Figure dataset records
----------
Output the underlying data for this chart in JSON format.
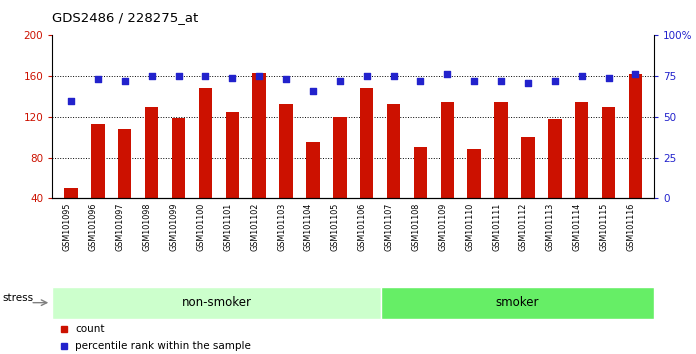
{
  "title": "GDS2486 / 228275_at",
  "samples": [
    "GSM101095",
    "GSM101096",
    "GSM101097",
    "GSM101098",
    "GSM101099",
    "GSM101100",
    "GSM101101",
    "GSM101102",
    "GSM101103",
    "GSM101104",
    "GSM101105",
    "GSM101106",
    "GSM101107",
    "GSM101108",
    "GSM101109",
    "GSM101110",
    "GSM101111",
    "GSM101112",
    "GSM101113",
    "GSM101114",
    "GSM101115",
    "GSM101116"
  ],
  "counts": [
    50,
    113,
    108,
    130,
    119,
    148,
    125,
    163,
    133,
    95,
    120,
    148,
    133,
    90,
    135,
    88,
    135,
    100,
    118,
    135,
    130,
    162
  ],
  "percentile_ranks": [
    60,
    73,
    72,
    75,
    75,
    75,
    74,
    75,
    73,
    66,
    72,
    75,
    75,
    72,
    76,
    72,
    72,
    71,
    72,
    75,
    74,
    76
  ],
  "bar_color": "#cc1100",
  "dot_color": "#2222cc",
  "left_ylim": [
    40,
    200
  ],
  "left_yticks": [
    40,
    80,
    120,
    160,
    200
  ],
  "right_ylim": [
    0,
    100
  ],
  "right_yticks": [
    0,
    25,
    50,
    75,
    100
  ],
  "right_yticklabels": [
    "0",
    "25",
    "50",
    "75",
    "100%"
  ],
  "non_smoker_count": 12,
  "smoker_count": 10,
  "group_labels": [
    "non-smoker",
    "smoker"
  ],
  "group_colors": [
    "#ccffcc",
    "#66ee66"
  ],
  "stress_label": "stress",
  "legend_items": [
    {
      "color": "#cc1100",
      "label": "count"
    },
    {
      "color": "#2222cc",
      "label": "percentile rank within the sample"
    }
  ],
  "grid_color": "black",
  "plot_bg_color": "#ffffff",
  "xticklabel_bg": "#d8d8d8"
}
----------
WORK INSTRUCTIONS
Restate the full listing verbatim and drop every picture.

RESULT BELOW
Output the underlying data for this chart in JSON format.
{
  "title": "GDS2486 / 228275_at",
  "samples": [
    "GSM101095",
    "GSM101096",
    "GSM101097",
    "GSM101098",
    "GSM101099",
    "GSM101100",
    "GSM101101",
    "GSM101102",
    "GSM101103",
    "GSM101104",
    "GSM101105",
    "GSM101106",
    "GSM101107",
    "GSM101108",
    "GSM101109",
    "GSM101110",
    "GSM101111",
    "GSM101112",
    "GSM101113",
    "GSM101114",
    "GSM101115",
    "GSM101116"
  ],
  "counts": [
    50,
    113,
    108,
    130,
    119,
    148,
    125,
    163,
    133,
    95,
    120,
    148,
    133,
    90,
    135,
    88,
    135,
    100,
    118,
    135,
    130,
    162
  ],
  "percentile_ranks": [
    60,
    73,
    72,
    75,
    75,
    75,
    74,
    75,
    73,
    66,
    72,
    75,
    75,
    72,
    76,
    72,
    72,
    71,
    72,
    75,
    74,
    76
  ],
  "bar_color": "#cc1100",
  "dot_color": "#2222cc",
  "left_ylim": [
    40,
    200
  ],
  "left_yticks": [
    40,
    80,
    120,
    160,
    200
  ],
  "right_ylim": [
    0,
    100
  ],
  "right_yticks": [
    0,
    25,
    50,
    75,
    100
  ],
  "right_yticklabels": [
    "0",
    "25",
    "50",
    "75",
    "100%"
  ],
  "non_smoker_count": 12,
  "smoker_count": 10,
  "group_labels": [
    "non-smoker",
    "smoker"
  ],
  "group_colors": [
    "#ccffcc",
    "#66ee66"
  ],
  "stress_label": "stress",
  "legend_items": [
    {
      "color": "#cc1100",
      "label": "count"
    },
    {
      "color": "#2222cc",
      "label": "percentile rank within the sample"
    }
  ],
  "grid_color": "black",
  "plot_bg_color": "#ffffff",
  "xticklabel_bg": "#d8d8d8"
}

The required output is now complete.